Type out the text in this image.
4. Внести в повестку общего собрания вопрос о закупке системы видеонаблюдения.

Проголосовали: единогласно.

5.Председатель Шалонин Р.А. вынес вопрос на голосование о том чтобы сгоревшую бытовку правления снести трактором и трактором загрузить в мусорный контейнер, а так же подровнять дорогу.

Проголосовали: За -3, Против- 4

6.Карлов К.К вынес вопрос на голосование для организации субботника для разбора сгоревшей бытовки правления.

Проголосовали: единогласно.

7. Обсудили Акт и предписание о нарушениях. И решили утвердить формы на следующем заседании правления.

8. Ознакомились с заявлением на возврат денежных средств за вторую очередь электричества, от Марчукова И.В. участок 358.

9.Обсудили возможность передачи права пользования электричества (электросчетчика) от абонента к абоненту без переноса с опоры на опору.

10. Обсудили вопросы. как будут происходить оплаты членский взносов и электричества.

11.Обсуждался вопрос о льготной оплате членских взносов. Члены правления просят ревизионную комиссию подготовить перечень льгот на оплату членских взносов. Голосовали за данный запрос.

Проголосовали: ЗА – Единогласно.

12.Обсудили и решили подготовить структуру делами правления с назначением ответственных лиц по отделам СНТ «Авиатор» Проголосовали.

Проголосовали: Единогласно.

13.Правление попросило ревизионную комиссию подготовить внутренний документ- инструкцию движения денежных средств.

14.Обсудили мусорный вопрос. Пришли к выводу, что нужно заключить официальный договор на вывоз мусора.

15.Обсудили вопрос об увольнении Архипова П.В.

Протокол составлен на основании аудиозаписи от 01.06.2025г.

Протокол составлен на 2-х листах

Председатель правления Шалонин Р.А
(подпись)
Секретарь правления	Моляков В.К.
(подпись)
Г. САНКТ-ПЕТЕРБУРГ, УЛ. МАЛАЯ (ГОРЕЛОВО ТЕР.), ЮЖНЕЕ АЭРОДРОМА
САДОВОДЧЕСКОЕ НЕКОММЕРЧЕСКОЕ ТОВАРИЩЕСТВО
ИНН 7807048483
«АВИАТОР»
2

◆ ◆ ◆ ◆

* _Exercise aim_
Print out every entry, keeping each one exact.

* _Solved exercise_
Type out the text in this image.
4. Внести в повестку общего собрания вопрос о закупке системы видеонаблюдения.

Проголосовали: единогласно.

5.Председатель Шалонин Р.А. вынес вопрос на голосование о том чтобы сгоревшую бытовку правления снести трактором и трактором загрузить в мусорный контейнер, а так же подровнять дорогу.

Проголосовали: За -3, Против- 4

6.Карлов К.К вынес вопрос на голосование для организации субботника для разбора сгоревшей бытовки правления.

Проголосовали: единогласно.

7. Обсудили Акт и предписание о нарушениях. И решили утвердить формы на следующем заседании правления.

8. Ознакомились с заявлением на возврат денежных средств за вторую очередь электричества, от Марчукова И.В. участок 358.

9.Обсудили возможность передачи права пользования электричества (электросчетчика) от абонента к абоненту без переноса с опоры на опору.

10. Обсудили вопросы. как будут происходить оплаты членский взносов и электричества.

11.Обсуждался вопрос о льготной оплате членских взносов. Члены правления просят ревизионную комиссию подготовить перечень льгот на оплату членских взносов. Голосовали за данный запрос.

Проголосовали: ЗА – Единогласно.

12.Обсудили и решили подготовить структуру делами правления с назначением ответственных лиц по отделам СНТ «Авиатор» Проголосовали.

Проголосовали: Единогласно.

13.Правление попросило ревизионную комиссию подготовить внутренний документ- инструкцию движения денежных средств.

14.Обсудили мусорный вопрос. Пришли к выводу, что нужно заключить официальный договор на вывоз мусора.

15.Обсудили вопрос об увольнении Архипова П.В.

Протокол составлен на основании аудиозаписи от 01.06.2025г.

Протокол составлен на 2-х листах

Председатель правления Шалонин Р.А
(подпись)
Секретарь правления	Моляков В.К.
(подпись)
Г. САНКТ-ПЕТЕРБУРГ, УЛ. МАЛАЯ (ГОРЕЛОВО ТЕР.), ЮЖНЕЕ АЭРОДРОМА
САДОВОДЧЕСКОЕ НЕКОММЕРЧЕСКОЕ ТОВАРИЩЕСТВО
ИНН 7807048483
«АВИАТОР»
2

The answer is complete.